____ RECORDS FOR THE EXERCISE

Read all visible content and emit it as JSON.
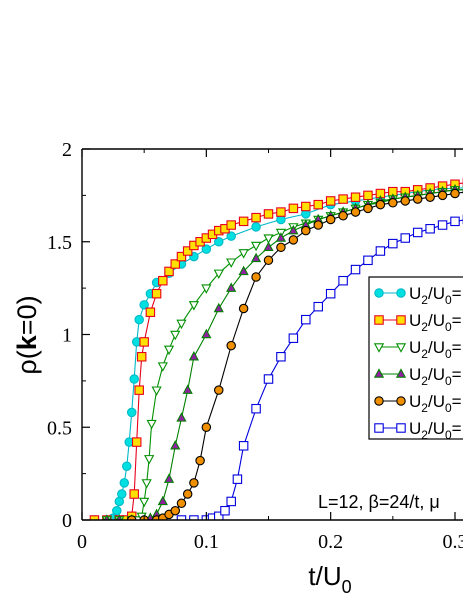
{
  "chart_data": {
    "type": "line",
    "xlabel": "t/U",
    "xlabel_sub": "0",
    "ylabel": "ρ(k=0)",
    "ylabel_parts": [
      "ρ(",
      "k",
      "=0)"
    ],
    "xlim": [
      0,
      0.32
    ],
    "ylim": [
      0,
      2
    ],
    "xticks": [
      0,
      0.1,
      0.2,
      0.3
    ],
    "xtick_labels": [
      "0",
      "0.1",
      "0.2",
      "0.3"
    ],
    "yticks": [
      0,
      0.5,
      1,
      1.5,
      2
    ],
    "ytick_labels": [
      "0",
      "0.5",
      "1",
      "1.5",
      "2"
    ],
    "annotation": "L=12, β=24/t, μ",
    "legend_placement": "right, partially clipped",
    "legend_label_prefix": "U",
    "legend_label_sub": "2",
    "legend_label_mid": "/U",
    "legend_label_sub2": "0",
    "legend_label_tail": "=",
    "series": [
      {
        "color": "#00b8c8",
        "fill": "#00e0e0",
        "marker": "circle",
        "x": [
          0.01,
          0.02,
          0.025,
          0.028,
          0.03,
          0.032,
          0.034,
          0.036,
          0.038,
          0.04,
          0.042,
          0.044,
          0.046,
          0.05,
          0.055,
          0.06,
          0.07,
          0.08,
          0.09,
          0.1,
          0.11,
          0.12,
          0.14,
          0.16,
          0.18,
          0.2,
          0.22,
          0.24,
          0.26,
          0.28,
          0.3,
          0.32
        ],
        "y": [
          0.0,
          0.0,
          0.01,
          0.05,
          0.1,
          0.14,
          0.2,
          0.29,
          0.42,
          0.58,
          0.76,
          0.96,
          1.08,
          1.16,
          1.22,
          1.28,
          1.33,
          1.38,
          1.42,
          1.46,
          1.5,
          1.53,
          1.58,
          1.62,
          1.65,
          1.7,
          1.72,
          1.74,
          1.76,
          1.78,
          1.79,
          1.79
        ]
      },
      {
        "color": "#e8001c",
        "fill": "#ffe000",
        "marker": "square",
        "x": [
          0.01,
          0.02,
          0.03,
          0.035,
          0.04,
          0.042,
          0.044,
          0.046,
          0.048,
          0.05,
          0.055,
          0.06,
          0.065,
          0.07,
          0.075,
          0.08,
          0.085,
          0.09,
          0.095,
          0.1,
          0.105,
          0.11,
          0.115,
          0.12,
          0.13,
          0.14,
          0.15,
          0.16,
          0.17,
          0.18,
          0.19,
          0.2,
          0.21,
          0.22,
          0.23,
          0.24,
          0.25,
          0.26,
          0.27,
          0.28,
          0.29,
          0.3,
          0.31,
          0.32
        ],
        "y": [
          0.0,
          0.0,
          0.0,
          0.0,
          0.02,
          0.14,
          0.42,
          0.7,
          0.88,
          0.96,
          1.12,
          1.22,
          1.29,
          1.34,
          1.38,
          1.42,
          1.45,
          1.48,
          1.5,
          1.52,
          1.54,
          1.56,
          1.57,
          1.59,
          1.61,
          1.63,
          1.65,
          1.66,
          1.68,
          1.69,
          1.7,
          1.72,
          1.73,
          1.74,
          1.75,
          1.76,
          1.77,
          1.77,
          1.78,
          1.79,
          1.8,
          1.81,
          1.82,
          1.82
        ]
      },
      {
        "color": "#009000",
        "fill": "#ffffff",
        "marker": "triangle-down",
        "x": [
          0.02,
          0.03,
          0.04,
          0.045,
          0.048,
          0.05,
          0.052,
          0.054,
          0.056,
          0.06,
          0.065,
          0.07,
          0.075,
          0.08,
          0.09,
          0.1,
          0.11,
          0.12,
          0.13,
          0.14,
          0.15,
          0.16,
          0.17,
          0.18,
          0.19,
          0.2,
          0.21,
          0.22,
          0.23,
          0.24,
          0.25,
          0.26,
          0.27,
          0.28,
          0.29,
          0.3,
          0.31,
          0.32
        ],
        "y": [
          0.0,
          0.0,
          0.0,
          0.0,
          0.02,
          0.1,
          0.2,
          0.33,
          0.52,
          0.7,
          0.83,
          0.92,
          1.0,
          1.06,
          1.16,
          1.25,
          1.33,
          1.39,
          1.44,
          1.48,
          1.52,
          1.55,
          1.58,
          1.6,
          1.62,
          1.64,
          1.66,
          1.68,
          1.7,
          1.71,
          1.73,
          1.74,
          1.75,
          1.76,
          1.77,
          1.78,
          1.78,
          1.79
        ]
      },
      {
        "color": "#008000",
        "fill": "#9020a0",
        "marker": "triangle-up",
        "x": [
          0.02,
          0.03,
          0.04,
          0.05,
          0.055,
          0.06,
          0.065,
          0.07,
          0.075,
          0.08,
          0.085,
          0.09,
          0.1,
          0.11,
          0.12,
          0.13,
          0.14,
          0.15,
          0.16,
          0.17,
          0.18,
          0.19,
          0.2,
          0.21,
          0.22,
          0.23,
          0.24,
          0.25,
          0.26,
          0.27,
          0.28,
          0.29,
          0.3,
          0.31,
          0.32
        ],
        "y": [
          0.0,
          0.0,
          0.0,
          0.0,
          0.01,
          0.03,
          0.1,
          0.22,
          0.4,
          0.55,
          0.7,
          0.88,
          1.0,
          1.14,
          1.25,
          1.34,
          1.41,
          1.47,
          1.52,
          1.56,
          1.59,
          1.62,
          1.64,
          1.66,
          1.68,
          1.7,
          1.72,
          1.73,
          1.74,
          1.75,
          1.76,
          1.77,
          1.78,
          1.78,
          1.79
        ]
      },
      {
        "color": "#000000",
        "fill": "#f09000",
        "marker": "circle",
        "x": [
          0.04,
          0.05,
          0.06,
          0.065,
          0.07,
          0.075,
          0.08,
          0.085,
          0.09,
          0.095,
          0.1,
          0.11,
          0.12,
          0.13,
          0.14,
          0.15,
          0.16,
          0.17,
          0.18,
          0.19,
          0.2,
          0.21,
          0.22,
          0.23,
          0.24,
          0.25,
          0.26,
          0.27,
          0.28,
          0.29,
          0.3,
          0.31,
          0.32
        ],
        "y": [
          0.0,
          0.0,
          0.0,
          0.01,
          0.03,
          0.05,
          0.09,
          0.14,
          0.2,
          0.32,
          0.5,
          0.7,
          0.94,
          1.14,
          1.31,
          1.4,
          1.47,
          1.51,
          1.56,
          1.59,
          1.62,
          1.64,
          1.66,
          1.68,
          1.7,
          1.71,
          1.72,
          1.73,
          1.74,
          1.75,
          1.76,
          1.77,
          1.77
        ]
      },
      {
        "color": "#0000e0",
        "fill": "#ffffff",
        "marker": "square",
        "x": [
          0.08,
          0.09,
          0.1,
          0.105,
          0.11,
          0.115,
          0.12,
          0.125,
          0.13,
          0.14,
          0.15,
          0.16,
          0.17,
          0.18,
          0.19,
          0.2,
          0.21,
          0.22,
          0.23,
          0.24,
          0.25,
          0.26,
          0.27,
          0.28,
          0.29,
          0.3,
          0.31,
          0.32
        ],
        "y": [
          0.0,
          0.0,
          0.0,
          0.01,
          0.02,
          0.05,
          0.1,
          0.22,
          0.4,
          0.6,
          0.76,
          0.88,
          0.98,
          1.08,
          1.15,
          1.22,
          1.29,
          1.35,
          1.4,
          1.45,
          1.49,
          1.52,
          1.55,
          1.57,
          1.59,
          1.61,
          1.62,
          1.63
        ]
      }
    ]
  }
}
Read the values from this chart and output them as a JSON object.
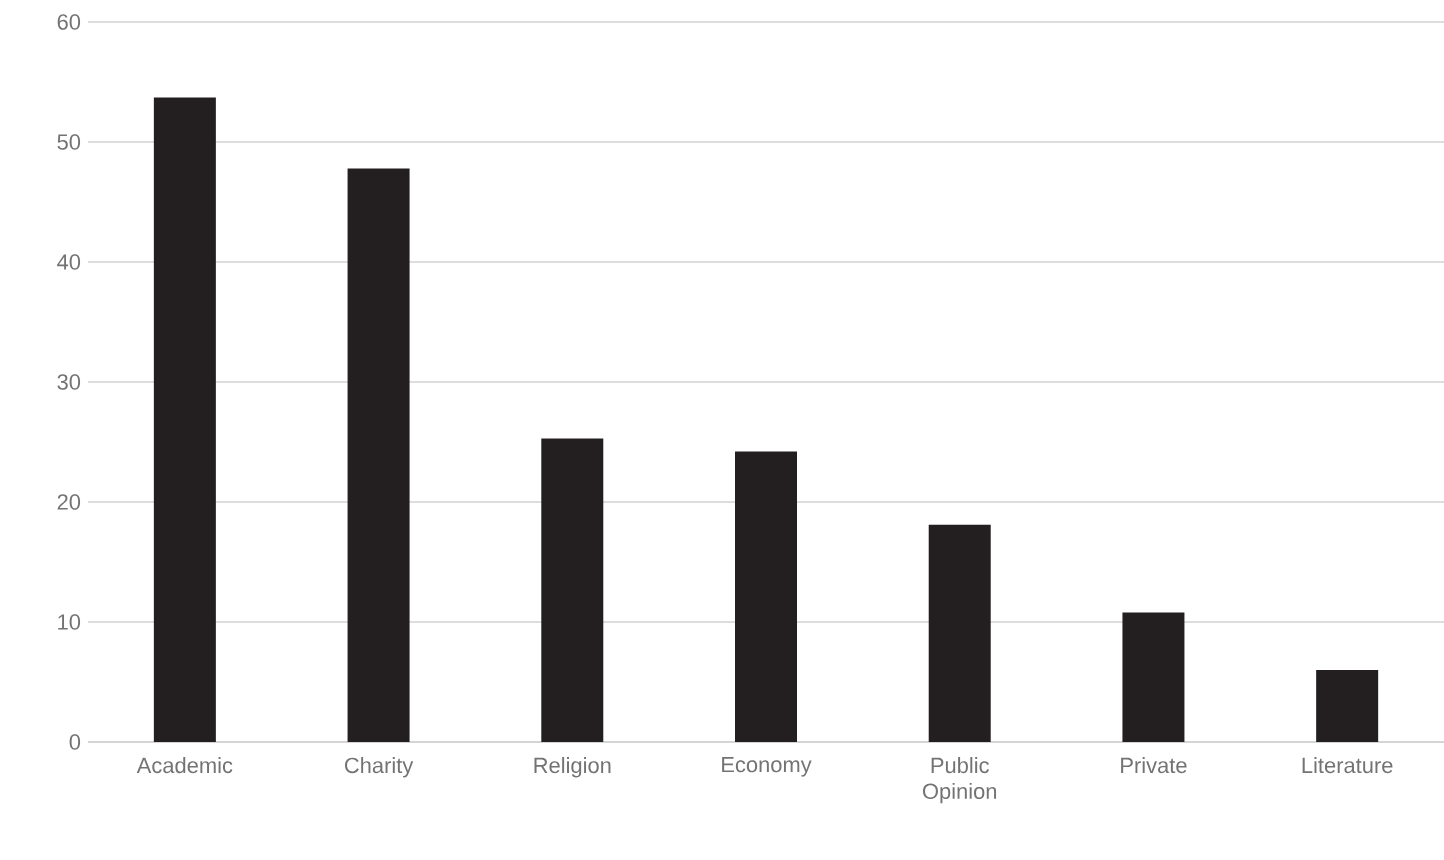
{
  "chart_data": {
    "type": "bar",
    "categories": [
      "Academic",
      "Charity",
      "Religion",
      "Economy",
      "Public Opinion",
      "Private",
      "Literature"
    ],
    "values": [
      53.7,
      47.8,
      25.3,
      24.2,
      18.1,
      10.8,
      6.0
    ],
    "color": "#231f20",
    "ylim": [
      0,
      60
    ],
    "yticks": [
      0,
      10,
      20,
      30,
      40,
      50,
      60
    ],
    "grid": "y"
  }
}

________

■ WHAT YOU NEED TO DO
Work out how many lines in the records above hold the string "JSON", then give only that count.

■ TASK OUTPUT
2